SUPPLIED ENTRIES START

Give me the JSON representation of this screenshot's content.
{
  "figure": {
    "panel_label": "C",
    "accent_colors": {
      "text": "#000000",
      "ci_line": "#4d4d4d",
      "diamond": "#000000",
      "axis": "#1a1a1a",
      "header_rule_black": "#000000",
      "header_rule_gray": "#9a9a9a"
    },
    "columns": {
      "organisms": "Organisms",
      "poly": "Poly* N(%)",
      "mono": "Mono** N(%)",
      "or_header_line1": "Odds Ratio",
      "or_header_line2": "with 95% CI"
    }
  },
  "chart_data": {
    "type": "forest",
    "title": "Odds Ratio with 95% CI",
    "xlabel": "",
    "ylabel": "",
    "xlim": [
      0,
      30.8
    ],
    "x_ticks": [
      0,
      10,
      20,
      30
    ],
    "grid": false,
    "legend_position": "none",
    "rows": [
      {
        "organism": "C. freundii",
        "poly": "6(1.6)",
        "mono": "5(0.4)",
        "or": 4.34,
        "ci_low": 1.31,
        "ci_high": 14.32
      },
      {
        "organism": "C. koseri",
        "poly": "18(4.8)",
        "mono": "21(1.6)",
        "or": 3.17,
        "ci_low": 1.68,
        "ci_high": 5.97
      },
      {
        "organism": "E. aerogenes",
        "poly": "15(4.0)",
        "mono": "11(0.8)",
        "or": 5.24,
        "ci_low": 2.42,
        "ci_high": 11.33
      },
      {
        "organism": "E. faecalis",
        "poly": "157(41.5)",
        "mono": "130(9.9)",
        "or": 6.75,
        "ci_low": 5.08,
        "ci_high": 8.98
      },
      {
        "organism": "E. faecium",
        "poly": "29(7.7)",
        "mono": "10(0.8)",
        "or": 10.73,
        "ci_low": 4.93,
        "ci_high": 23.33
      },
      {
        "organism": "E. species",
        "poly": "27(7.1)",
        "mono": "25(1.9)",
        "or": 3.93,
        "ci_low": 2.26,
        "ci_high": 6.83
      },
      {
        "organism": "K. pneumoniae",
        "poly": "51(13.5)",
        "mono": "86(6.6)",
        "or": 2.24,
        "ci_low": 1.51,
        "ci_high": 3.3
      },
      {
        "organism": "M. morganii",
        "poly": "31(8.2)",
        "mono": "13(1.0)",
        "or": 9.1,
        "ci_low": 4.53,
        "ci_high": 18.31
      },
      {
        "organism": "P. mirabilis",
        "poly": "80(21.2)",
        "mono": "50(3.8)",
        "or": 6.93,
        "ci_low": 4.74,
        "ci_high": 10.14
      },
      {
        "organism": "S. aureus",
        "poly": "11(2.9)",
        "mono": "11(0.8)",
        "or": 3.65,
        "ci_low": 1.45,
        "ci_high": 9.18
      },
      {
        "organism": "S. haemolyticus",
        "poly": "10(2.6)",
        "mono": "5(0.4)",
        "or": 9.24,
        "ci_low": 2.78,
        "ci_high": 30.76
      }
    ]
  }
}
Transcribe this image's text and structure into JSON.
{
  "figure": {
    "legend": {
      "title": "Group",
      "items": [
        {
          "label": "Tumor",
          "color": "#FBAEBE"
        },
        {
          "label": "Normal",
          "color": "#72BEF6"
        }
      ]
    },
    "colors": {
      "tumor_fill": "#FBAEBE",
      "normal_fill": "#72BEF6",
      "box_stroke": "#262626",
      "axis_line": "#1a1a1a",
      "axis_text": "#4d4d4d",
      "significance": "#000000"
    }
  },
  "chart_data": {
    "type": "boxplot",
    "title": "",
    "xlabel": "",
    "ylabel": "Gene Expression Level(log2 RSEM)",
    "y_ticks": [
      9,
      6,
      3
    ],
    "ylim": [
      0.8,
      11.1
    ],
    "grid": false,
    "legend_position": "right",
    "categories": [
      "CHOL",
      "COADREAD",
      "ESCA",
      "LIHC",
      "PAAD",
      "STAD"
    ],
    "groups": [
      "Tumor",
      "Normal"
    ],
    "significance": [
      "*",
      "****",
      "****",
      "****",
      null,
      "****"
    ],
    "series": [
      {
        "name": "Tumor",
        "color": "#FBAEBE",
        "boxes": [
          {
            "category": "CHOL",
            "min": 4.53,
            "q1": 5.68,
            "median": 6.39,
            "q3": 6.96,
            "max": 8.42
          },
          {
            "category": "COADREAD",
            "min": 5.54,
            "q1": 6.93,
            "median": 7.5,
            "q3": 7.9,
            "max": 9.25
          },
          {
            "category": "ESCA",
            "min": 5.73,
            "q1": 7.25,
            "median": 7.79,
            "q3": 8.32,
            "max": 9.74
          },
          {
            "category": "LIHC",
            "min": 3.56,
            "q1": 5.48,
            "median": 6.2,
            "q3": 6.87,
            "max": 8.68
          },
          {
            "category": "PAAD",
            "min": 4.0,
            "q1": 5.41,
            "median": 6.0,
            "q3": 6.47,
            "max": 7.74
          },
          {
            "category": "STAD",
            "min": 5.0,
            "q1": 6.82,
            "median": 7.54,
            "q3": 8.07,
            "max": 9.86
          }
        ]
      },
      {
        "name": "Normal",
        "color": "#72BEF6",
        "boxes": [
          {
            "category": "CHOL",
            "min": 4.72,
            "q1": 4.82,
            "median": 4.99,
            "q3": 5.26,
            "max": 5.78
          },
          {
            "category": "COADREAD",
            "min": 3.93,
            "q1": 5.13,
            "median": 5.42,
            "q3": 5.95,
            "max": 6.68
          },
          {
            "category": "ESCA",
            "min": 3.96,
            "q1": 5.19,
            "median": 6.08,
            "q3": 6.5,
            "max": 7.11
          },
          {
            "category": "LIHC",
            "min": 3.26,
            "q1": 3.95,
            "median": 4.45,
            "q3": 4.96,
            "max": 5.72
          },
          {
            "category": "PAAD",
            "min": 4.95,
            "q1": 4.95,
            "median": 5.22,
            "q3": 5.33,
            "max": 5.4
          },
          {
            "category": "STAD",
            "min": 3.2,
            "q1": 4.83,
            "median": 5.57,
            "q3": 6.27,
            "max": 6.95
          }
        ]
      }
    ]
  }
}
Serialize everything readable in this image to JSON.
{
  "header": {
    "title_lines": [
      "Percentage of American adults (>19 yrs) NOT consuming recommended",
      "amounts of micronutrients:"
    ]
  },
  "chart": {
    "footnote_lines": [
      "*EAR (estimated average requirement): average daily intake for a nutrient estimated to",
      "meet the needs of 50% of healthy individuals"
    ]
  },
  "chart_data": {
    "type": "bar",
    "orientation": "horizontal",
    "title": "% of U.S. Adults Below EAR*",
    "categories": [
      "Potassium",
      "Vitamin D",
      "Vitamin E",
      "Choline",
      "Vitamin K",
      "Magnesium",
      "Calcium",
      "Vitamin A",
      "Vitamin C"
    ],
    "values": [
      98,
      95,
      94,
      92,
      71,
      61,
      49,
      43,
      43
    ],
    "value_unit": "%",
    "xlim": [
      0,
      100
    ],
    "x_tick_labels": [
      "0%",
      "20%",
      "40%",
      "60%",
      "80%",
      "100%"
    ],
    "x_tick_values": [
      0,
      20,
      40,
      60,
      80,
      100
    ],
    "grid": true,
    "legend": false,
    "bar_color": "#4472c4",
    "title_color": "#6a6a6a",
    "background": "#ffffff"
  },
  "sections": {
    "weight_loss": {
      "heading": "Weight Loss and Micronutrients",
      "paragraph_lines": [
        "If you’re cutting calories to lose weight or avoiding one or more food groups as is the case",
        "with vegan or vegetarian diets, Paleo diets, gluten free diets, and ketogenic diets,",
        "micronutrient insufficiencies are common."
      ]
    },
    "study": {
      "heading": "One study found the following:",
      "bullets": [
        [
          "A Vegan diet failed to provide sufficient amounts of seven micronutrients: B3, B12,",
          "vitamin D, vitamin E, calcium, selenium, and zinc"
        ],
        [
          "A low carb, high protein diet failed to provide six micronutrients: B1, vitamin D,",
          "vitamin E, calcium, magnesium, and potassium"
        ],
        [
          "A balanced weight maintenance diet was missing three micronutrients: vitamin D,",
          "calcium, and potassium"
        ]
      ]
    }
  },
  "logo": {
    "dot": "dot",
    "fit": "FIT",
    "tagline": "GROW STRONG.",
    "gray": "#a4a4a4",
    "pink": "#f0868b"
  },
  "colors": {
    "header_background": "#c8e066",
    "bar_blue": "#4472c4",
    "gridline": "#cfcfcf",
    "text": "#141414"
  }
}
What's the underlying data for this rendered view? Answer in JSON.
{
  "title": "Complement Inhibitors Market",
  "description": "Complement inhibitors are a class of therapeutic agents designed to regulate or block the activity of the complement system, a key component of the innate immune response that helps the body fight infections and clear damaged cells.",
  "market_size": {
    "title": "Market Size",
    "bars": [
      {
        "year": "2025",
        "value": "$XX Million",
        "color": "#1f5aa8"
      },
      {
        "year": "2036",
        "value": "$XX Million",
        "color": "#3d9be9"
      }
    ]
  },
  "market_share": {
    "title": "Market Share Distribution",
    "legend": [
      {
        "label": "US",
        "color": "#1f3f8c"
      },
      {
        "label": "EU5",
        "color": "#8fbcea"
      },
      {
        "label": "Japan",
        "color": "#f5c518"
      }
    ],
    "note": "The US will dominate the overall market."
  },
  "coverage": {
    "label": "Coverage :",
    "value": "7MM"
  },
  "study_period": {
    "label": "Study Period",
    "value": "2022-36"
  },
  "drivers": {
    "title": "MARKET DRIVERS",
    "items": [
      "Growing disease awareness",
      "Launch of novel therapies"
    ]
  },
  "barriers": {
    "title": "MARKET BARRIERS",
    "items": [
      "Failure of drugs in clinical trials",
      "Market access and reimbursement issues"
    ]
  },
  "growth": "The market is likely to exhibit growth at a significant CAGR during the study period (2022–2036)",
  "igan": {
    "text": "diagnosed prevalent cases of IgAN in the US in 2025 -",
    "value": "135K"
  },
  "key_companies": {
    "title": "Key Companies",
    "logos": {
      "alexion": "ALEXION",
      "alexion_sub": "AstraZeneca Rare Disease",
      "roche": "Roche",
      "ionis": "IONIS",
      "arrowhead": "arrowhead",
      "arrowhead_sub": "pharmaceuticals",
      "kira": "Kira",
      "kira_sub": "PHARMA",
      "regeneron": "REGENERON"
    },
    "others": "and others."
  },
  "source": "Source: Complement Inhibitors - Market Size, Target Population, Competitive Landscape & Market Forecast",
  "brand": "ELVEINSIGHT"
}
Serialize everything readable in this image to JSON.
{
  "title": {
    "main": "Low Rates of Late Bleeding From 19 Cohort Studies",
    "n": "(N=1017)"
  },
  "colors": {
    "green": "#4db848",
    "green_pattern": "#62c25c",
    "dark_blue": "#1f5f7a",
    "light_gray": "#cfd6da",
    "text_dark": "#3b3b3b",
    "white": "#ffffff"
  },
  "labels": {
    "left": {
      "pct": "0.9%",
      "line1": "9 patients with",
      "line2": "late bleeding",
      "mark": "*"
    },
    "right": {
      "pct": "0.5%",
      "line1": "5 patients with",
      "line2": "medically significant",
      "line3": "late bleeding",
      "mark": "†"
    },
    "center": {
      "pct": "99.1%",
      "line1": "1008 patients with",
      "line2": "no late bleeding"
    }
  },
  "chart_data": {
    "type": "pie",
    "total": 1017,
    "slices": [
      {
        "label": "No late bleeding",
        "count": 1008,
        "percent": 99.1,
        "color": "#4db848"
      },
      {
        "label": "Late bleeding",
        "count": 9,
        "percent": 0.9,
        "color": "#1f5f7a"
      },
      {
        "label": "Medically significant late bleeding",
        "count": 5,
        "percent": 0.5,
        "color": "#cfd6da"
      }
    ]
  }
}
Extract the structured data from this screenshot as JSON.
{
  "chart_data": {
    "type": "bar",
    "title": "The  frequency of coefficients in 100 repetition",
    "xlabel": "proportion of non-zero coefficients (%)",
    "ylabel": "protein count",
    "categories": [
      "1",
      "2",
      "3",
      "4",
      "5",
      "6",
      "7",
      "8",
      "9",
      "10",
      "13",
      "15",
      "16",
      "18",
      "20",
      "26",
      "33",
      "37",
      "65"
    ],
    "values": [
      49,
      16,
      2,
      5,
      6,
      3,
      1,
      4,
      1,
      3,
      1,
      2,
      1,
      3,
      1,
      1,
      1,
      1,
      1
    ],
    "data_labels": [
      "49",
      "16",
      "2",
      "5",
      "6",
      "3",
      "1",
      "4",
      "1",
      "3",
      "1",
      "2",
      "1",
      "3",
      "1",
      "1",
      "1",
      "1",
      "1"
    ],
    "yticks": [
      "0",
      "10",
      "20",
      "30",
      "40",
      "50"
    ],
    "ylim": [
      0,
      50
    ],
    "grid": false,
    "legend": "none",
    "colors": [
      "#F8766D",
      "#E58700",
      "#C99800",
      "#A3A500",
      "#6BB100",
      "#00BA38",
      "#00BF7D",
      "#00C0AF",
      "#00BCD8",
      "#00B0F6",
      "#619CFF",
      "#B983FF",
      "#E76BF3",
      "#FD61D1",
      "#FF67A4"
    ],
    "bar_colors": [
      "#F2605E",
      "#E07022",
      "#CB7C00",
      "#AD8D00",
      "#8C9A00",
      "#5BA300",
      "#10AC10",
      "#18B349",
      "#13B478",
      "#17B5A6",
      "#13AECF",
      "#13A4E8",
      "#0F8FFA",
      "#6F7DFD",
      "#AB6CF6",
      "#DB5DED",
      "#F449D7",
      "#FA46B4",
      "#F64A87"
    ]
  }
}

SUPPLIED ENTRIES END

Look over the material above and report how many of its lines have the string "JSON" in them, nothing more.

6